▶ _Exercise details_:
The answer is a single number: how many lines hold the string "JSON".

[Data records]
▼

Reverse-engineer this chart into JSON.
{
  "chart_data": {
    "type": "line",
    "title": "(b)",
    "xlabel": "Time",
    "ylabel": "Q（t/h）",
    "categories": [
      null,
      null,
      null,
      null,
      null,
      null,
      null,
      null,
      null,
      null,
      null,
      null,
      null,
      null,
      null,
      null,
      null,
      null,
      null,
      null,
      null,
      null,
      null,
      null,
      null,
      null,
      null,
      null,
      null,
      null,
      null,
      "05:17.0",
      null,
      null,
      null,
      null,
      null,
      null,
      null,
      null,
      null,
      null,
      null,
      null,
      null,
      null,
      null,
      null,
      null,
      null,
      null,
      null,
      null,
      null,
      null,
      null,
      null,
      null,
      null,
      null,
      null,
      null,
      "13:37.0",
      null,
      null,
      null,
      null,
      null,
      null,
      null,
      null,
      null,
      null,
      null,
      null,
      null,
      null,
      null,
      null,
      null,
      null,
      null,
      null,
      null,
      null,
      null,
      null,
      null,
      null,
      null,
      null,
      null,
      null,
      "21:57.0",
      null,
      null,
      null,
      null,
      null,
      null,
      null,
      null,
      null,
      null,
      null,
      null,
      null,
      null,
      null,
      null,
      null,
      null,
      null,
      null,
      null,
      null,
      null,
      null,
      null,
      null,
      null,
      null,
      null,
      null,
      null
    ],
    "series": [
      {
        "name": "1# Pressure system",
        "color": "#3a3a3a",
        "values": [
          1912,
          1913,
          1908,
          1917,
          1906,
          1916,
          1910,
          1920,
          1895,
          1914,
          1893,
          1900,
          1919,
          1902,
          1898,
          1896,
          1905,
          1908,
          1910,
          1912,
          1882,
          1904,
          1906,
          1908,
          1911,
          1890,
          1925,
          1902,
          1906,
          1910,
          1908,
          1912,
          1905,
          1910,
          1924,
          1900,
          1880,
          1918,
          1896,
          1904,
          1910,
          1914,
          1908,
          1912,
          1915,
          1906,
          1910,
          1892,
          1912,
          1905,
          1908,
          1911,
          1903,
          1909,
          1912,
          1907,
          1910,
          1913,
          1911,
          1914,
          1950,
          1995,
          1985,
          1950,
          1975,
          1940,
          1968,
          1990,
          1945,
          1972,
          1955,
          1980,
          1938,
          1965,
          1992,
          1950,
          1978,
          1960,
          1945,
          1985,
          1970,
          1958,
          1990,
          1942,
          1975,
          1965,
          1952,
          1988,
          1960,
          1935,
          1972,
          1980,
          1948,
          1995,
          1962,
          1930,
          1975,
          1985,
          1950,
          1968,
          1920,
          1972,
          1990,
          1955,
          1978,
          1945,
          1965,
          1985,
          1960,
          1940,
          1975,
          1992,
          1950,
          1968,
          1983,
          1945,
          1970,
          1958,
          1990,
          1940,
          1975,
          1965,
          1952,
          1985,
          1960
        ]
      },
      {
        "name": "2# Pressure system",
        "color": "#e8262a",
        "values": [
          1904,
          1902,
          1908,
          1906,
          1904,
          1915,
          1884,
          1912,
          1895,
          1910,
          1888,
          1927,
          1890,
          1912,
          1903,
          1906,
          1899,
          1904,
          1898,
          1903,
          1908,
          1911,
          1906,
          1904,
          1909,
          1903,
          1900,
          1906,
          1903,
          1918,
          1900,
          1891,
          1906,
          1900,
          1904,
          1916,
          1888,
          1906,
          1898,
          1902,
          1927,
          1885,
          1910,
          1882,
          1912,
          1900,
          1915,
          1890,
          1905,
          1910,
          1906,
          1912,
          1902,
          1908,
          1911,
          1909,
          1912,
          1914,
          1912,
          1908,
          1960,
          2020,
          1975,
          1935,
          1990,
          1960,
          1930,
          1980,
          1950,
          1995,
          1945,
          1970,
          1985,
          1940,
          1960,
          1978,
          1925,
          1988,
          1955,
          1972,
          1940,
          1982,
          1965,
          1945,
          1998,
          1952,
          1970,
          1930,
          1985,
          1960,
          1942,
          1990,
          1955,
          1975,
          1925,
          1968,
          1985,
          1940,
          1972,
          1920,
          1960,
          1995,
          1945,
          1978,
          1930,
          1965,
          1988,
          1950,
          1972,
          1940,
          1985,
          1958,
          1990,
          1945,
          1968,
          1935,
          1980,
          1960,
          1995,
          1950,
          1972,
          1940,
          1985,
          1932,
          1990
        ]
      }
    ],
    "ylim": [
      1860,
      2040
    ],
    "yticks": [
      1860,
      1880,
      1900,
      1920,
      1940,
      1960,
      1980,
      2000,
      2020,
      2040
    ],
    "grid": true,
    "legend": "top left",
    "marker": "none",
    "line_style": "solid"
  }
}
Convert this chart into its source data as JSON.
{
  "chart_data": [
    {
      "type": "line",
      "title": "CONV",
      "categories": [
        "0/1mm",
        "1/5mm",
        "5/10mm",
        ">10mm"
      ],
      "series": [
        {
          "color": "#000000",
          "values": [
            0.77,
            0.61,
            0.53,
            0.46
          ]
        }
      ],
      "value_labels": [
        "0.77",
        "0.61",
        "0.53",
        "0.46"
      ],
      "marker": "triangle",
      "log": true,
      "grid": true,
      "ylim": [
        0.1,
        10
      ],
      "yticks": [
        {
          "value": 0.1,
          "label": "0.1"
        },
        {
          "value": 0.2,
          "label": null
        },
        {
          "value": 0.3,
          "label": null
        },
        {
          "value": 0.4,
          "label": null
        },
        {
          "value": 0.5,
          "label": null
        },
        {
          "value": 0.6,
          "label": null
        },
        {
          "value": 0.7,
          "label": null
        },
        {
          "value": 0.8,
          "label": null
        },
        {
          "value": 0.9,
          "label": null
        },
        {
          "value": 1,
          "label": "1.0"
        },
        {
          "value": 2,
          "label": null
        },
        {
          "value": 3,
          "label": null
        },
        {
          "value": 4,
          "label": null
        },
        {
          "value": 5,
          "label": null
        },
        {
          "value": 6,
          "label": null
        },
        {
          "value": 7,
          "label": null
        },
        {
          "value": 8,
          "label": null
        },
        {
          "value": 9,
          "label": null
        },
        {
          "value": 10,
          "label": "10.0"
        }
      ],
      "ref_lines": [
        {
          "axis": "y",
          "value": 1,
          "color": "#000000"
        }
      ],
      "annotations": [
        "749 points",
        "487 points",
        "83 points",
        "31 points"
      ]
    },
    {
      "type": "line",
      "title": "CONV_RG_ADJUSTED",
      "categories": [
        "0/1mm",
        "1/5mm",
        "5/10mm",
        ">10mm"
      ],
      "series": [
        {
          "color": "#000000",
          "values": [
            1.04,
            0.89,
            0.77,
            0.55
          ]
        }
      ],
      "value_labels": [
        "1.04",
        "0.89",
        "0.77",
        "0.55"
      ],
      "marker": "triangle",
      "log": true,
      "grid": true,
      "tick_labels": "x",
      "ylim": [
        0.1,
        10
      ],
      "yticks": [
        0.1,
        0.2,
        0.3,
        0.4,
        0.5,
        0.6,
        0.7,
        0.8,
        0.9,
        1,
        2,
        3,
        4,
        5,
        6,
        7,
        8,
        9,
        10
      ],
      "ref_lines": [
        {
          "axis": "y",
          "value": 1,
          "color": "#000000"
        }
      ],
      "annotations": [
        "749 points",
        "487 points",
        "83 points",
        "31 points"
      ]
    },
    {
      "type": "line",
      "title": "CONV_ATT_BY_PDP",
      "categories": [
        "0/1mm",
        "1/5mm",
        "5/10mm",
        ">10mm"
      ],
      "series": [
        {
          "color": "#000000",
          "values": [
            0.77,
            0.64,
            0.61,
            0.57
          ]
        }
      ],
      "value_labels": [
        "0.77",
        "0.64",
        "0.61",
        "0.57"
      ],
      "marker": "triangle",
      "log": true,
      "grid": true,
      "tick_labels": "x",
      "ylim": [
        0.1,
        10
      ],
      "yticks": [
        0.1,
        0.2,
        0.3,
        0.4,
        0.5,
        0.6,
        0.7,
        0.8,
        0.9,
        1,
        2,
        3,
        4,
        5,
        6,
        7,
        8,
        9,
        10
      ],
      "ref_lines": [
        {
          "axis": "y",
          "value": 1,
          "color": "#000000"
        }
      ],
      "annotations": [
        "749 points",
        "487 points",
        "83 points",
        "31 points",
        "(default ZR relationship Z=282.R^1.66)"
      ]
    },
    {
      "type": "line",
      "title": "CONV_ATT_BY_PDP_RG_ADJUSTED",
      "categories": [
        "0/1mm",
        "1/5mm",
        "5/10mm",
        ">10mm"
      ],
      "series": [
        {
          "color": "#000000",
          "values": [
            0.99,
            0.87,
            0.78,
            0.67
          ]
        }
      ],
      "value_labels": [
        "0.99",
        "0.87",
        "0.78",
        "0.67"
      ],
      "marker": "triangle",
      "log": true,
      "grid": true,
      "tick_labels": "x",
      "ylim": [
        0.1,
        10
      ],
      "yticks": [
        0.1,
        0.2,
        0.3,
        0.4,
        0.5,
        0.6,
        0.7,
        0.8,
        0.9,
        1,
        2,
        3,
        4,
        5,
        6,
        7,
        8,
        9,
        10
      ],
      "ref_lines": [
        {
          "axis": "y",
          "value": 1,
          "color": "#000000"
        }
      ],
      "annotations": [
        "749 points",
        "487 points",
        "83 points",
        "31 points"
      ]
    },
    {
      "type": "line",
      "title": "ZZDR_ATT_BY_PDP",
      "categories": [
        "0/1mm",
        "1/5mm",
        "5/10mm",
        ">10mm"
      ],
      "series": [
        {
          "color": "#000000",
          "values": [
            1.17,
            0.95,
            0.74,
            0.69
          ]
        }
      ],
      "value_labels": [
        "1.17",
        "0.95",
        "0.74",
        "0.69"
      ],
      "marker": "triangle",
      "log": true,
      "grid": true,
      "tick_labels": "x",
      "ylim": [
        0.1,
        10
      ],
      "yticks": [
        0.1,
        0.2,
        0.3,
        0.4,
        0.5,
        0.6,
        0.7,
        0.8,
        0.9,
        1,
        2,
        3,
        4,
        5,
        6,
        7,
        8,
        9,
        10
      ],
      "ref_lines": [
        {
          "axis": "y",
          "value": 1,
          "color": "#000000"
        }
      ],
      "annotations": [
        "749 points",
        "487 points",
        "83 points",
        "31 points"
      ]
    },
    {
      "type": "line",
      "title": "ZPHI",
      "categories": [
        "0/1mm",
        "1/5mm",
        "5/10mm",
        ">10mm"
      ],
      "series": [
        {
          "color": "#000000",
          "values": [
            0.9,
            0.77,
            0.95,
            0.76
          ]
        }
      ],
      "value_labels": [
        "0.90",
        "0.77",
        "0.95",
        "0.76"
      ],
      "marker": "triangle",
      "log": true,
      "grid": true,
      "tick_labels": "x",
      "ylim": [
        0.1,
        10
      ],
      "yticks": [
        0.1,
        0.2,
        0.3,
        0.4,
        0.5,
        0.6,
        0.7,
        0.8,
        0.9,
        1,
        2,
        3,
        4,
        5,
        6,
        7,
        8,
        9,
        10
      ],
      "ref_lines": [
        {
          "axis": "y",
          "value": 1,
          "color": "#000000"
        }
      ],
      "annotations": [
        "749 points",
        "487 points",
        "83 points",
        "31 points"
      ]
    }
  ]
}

▲

▶ _Answer below_:
2